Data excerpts
-- START --
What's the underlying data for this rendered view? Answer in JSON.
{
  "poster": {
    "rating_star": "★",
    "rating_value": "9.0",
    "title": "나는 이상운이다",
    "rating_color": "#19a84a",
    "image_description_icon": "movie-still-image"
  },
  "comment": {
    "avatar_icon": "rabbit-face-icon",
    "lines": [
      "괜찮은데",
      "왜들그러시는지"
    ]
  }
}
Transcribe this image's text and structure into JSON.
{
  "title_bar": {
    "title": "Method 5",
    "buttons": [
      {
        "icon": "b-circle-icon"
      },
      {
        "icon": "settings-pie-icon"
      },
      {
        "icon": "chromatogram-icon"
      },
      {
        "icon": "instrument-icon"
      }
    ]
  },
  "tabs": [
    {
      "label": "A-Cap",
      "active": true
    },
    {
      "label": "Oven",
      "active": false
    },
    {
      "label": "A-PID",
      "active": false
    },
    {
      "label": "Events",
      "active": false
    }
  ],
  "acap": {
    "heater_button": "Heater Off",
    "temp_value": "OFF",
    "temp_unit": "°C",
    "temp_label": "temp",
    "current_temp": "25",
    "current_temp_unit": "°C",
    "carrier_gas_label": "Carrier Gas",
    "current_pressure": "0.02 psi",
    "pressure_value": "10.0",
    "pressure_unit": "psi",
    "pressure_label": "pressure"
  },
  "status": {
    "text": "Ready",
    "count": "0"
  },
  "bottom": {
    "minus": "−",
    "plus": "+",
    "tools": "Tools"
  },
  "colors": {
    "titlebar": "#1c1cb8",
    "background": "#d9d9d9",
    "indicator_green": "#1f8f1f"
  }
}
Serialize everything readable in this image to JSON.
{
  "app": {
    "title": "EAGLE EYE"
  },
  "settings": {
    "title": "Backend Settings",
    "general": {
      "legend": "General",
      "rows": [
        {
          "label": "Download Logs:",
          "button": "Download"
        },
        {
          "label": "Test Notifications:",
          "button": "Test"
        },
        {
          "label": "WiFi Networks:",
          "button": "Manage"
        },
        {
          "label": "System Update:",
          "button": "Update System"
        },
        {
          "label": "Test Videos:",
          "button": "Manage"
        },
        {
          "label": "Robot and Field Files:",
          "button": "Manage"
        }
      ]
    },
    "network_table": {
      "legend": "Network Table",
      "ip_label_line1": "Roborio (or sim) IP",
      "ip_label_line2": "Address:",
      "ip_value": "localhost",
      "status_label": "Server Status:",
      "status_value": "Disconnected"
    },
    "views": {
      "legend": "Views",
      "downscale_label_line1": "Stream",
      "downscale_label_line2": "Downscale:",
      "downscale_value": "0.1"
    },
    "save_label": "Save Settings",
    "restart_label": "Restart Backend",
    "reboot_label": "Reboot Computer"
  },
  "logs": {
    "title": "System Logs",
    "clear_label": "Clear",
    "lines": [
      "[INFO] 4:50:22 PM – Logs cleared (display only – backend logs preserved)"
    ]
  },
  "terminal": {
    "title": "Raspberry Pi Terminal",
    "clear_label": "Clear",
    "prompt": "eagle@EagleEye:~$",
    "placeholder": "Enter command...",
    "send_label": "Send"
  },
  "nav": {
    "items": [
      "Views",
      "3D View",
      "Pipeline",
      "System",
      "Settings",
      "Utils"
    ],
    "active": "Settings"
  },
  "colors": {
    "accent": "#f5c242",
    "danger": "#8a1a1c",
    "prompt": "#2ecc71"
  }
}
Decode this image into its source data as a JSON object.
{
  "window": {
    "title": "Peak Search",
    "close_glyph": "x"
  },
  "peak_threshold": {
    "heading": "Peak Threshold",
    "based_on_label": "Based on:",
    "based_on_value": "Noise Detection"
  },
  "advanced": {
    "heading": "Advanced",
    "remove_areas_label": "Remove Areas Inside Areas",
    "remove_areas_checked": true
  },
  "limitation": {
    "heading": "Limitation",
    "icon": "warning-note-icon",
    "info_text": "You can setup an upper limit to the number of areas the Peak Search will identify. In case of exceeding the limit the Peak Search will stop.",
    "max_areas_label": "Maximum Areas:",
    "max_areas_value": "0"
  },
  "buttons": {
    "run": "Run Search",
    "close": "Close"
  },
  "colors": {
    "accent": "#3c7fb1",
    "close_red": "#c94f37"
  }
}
-- END --
Write out all the data again, exactly as it appears.

What's the underlying data for this rendered view? Answer in JSON.
{
  "poster": {
    "rating_star": "★",
    "rating_value": "9.0",
    "title": "나는 이상운이다",
    "rating_color": "#19a84a",
    "image_description_icon": "movie-still-image"
  },
  "comment": {
    "avatar_icon": "rabbit-face-icon",
    "lines": [
      "괜찮은데",
      "왜들그러시는지"
    ]
  }
}
Transcribe this image's text and structure into JSON.
{
  "title_bar": {
    "title": "Method 5",
    "buttons": [
      {
        "icon": "b-circle-icon"
      },
      {
        "icon": "settings-pie-icon"
      },
      {
        "icon": "chromatogram-icon"
      },
      {
        "icon": "instrument-icon"
      }
    ]
  },
  "tabs": [
    {
      "label": "A-Cap",
      "active": true
    },
    {
      "label": "Oven",
      "active": false
    },
    {
      "label": "A-PID",
      "active": false
    },
    {
      "label": "Events",
      "active": false
    }
  ],
  "acap": {
    "heater_button": "Heater Off",
    "temp_value": "OFF",
    "temp_unit": "°C",
    "temp_label": "temp",
    "current_temp": "25",
    "current_temp_unit": "°C",
    "carrier_gas_label": "Carrier Gas",
    "current_pressure": "0.02 psi",
    "pressure_value": "10.0",
    "pressure_unit": "psi",
    "pressure_label": "pressure"
  },
  "status": {
    "text": "Ready",
    "count": "0"
  },
  "bottom": {
    "minus": "−",
    "plus": "+",
    "tools": "Tools"
  },
  "colors": {
    "titlebar": "#1c1cb8",
    "background": "#d9d9d9",
    "indicator_green": "#1f8f1f"
  }
}
Serialize everything readable in this image to JSON.
{
  "app": {
    "title": "EAGLE EYE"
  },
  "settings": {
    "title": "Backend Settings",
    "general": {
      "legend": "General",
      "rows": [
        {
          "label": "Download Logs:",
          "button": "Download"
        },
        {
          "label": "Test Notifications:",
          "button": "Test"
        },
        {
          "label": "WiFi Networks:",
          "button": "Manage"
        },
        {
          "label": "System Update:",
          "button": "Update System"
        },
        {
          "label": "Test Videos:",
          "button": "Manage"
        },
        {
          "label": "Robot and Field Files:",
          "button": "Manage"
        }
      ]
    },
    "network_table": {
      "legend": "Network Table",
      "ip_label_line1": "Roborio (or sim) IP",
      "ip_label_line2": "Address:",
      "ip_value": "localhost",
      "status_label": "Server Status:",
      "status_value": "Disconnected"
    },
    "views": {
      "legend": "Views",
      "downscale_label_line1": "Stream",
      "downscale_label_line2": "Downscale:",
      "downscale_value": "0.1"
    },
    "save_label": "Save Settings",
    "restart_label": "Restart Backend",
    "reboot_label": "Reboot Computer"
  },
  "logs": {
    "title": "System Logs",
    "clear_label": "Clear",
    "lines": [
      "[INFO] 4:50:22 PM – Logs cleared (display only – backend logs preserved)"
    ]
  },
  "terminal": {
    "title": "Raspberry Pi Terminal",
    "clear_label": "Clear",
    "prompt": "eagle@EagleEye:~$",
    "placeholder": "Enter command...",
    "send_label": "Send"
  },
  "nav": {
    "items": [
      "Views",
      "3D View",
      "Pipeline",
      "System",
      "Settings",
      "Utils"
    ],
    "active": "Settings"
  },
  "colors": {
    "accent": "#f5c242",
    "danger": "#8a1a1c",
    "prompt": "#2ecc71"
  }
}
Decode this image into its source data as a JSON object.
{
  "window": {
    "title": "Peak Search",
    "close_glyph": "x"
  },
  "peak_threshold": {
    "heading": "Peak Threshold",
    "based_on_label": "Based on:",
    "based_on_value": "Noise Detection"
  },
  "advanced": {
    "heading": "Advanced",
    "remove_areas_label": "Remove Areas Inside Areas",
    "remove_areas_checked": true
  },
  "limitation": {
    "heading": "Limitation",
    "icon": "warning-note-icon",
    "info_text": "You can setup an upper limit to the number of areas the Peak Search will identify. In case of exceeding the limit the Peak Search will stop.",
    "max_areas_label": "Maximum Areas:",
    "max_areas_value": "0"
  },
  "buttons": {
    "run": "Run Search",
    "close": "Close"
  },
  "colors": {
    "accent": "#3c7fb1",
    "close_red": "#c94f37"
  }
}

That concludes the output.